RECORDED DATA:
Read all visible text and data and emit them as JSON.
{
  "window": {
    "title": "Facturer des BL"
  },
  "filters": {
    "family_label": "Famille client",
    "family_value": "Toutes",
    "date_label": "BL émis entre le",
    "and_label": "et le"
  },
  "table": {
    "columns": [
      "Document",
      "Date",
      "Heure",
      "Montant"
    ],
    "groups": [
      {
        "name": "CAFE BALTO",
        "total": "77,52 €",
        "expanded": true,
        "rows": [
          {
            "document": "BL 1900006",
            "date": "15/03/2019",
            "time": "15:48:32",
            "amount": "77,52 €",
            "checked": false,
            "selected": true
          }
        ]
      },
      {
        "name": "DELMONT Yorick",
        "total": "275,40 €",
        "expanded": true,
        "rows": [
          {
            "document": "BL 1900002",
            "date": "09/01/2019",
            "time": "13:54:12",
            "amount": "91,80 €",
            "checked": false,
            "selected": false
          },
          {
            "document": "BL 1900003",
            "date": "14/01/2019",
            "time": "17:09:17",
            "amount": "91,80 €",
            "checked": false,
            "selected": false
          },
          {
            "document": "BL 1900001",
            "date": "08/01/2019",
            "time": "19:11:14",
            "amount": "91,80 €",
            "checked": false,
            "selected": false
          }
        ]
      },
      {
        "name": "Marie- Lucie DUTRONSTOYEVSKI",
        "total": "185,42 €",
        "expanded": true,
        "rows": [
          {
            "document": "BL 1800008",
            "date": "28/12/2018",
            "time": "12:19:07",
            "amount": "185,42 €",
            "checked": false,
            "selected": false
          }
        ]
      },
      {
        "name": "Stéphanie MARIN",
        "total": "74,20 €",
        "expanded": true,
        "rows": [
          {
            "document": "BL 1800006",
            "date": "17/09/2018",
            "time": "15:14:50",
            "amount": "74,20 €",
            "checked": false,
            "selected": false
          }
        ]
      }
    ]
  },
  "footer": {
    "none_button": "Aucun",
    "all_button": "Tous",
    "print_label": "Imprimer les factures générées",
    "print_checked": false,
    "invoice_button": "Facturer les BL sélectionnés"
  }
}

DIRECTION:
Return every line above that contains the word "time".

CORRECT RESULT:
            "time": "15:48:32",
            "time": "13:54:12",
            "time": "17:09:17",
            "time": "19:11:14",
            "time": "12:19:07",
            "time": "15:14:50",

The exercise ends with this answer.